Requirements ->
Work out how many lines of the listing hold the string "caption". Answer with that number alone.
━━━━━ Provided information
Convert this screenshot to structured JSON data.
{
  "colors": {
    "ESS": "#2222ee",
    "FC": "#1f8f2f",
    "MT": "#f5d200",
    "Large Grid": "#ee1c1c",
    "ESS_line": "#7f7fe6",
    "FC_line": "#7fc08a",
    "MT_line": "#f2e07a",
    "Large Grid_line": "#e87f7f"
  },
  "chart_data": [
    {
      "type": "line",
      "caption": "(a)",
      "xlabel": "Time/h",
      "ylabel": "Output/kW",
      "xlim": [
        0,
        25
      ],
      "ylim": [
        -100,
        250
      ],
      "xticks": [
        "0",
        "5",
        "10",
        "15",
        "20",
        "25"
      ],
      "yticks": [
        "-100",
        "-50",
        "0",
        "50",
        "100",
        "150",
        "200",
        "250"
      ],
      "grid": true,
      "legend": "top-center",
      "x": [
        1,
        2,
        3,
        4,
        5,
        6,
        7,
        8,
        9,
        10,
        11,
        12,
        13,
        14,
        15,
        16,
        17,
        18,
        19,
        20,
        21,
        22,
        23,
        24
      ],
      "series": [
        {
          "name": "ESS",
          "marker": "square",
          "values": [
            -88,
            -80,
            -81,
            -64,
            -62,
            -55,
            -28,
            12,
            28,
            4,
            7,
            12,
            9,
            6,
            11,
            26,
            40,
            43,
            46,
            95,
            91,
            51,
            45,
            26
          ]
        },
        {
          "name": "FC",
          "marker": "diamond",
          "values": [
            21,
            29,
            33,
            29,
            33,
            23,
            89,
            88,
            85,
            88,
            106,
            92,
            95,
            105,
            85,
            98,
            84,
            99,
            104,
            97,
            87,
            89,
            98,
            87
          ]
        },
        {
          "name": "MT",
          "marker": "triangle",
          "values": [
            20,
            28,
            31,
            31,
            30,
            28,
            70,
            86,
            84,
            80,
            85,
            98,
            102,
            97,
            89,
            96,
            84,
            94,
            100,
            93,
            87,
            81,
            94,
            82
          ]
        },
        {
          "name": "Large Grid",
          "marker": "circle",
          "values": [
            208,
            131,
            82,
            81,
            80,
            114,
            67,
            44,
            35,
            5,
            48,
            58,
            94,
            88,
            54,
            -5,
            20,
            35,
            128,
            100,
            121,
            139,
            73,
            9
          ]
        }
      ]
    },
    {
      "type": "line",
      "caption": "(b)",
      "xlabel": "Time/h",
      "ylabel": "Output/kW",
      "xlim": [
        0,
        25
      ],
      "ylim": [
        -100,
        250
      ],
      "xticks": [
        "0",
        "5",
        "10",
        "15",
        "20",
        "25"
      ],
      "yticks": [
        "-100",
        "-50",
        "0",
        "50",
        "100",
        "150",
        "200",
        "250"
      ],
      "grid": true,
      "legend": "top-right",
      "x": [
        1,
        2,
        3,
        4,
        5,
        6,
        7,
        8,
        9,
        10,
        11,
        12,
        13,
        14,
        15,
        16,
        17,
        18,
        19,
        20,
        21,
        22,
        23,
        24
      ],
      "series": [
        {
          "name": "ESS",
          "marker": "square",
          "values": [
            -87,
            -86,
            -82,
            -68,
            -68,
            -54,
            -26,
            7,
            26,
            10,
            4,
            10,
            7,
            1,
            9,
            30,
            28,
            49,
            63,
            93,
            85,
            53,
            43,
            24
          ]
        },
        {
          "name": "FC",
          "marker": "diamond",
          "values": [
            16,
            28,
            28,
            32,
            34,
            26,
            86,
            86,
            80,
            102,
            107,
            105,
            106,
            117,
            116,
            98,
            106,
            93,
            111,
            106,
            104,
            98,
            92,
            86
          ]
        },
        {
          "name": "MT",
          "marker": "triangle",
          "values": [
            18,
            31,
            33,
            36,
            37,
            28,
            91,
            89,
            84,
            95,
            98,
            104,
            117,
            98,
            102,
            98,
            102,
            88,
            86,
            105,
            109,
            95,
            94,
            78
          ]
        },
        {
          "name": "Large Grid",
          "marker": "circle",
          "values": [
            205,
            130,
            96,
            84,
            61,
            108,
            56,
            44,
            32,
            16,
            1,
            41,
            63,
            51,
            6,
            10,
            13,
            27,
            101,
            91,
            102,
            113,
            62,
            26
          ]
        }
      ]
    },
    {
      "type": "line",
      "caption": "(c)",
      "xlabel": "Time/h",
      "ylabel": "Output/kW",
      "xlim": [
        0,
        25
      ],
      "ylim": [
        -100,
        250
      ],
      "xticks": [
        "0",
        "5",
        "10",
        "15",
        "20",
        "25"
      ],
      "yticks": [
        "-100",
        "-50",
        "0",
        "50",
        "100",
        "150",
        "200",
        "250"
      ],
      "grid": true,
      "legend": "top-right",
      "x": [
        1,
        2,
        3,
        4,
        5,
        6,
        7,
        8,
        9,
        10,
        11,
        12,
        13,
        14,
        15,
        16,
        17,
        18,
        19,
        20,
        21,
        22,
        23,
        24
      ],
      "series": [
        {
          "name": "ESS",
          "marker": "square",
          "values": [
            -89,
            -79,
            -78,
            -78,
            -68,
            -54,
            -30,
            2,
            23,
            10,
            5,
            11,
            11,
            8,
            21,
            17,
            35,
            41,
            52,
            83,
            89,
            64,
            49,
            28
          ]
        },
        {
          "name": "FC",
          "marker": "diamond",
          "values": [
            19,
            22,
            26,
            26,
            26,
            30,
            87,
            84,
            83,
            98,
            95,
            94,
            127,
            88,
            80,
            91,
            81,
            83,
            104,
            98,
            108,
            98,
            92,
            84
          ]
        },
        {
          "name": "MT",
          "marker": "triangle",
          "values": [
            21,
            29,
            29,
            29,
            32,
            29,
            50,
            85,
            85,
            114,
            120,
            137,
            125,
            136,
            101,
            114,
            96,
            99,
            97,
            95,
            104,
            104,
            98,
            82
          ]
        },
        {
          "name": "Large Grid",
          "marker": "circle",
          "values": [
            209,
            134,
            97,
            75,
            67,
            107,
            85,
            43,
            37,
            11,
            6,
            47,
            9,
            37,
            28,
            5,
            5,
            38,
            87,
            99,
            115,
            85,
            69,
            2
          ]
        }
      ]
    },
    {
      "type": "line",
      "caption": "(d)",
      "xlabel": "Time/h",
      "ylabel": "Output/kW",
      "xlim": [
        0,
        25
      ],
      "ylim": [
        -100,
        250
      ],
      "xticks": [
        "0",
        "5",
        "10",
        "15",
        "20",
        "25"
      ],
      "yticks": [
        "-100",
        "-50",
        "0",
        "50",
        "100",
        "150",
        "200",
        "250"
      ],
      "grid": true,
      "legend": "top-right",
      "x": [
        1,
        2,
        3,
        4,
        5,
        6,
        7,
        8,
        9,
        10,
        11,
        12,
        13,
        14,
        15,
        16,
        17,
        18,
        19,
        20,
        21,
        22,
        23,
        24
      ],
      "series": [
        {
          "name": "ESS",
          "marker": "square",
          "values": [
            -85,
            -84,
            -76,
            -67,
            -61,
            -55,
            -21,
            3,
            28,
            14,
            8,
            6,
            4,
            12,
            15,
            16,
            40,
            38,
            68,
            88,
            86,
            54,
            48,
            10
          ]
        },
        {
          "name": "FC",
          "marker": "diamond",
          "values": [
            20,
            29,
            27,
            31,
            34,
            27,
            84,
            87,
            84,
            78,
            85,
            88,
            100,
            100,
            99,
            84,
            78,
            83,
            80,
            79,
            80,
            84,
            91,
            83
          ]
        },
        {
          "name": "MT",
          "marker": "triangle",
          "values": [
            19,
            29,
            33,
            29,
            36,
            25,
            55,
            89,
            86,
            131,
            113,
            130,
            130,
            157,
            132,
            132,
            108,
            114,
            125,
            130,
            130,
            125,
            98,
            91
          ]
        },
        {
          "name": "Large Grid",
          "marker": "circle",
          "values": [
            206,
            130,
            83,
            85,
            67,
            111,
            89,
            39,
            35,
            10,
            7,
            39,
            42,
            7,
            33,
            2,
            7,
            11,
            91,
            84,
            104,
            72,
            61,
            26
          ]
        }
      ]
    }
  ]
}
━━━━━━━━━━
Solution to this task ->
4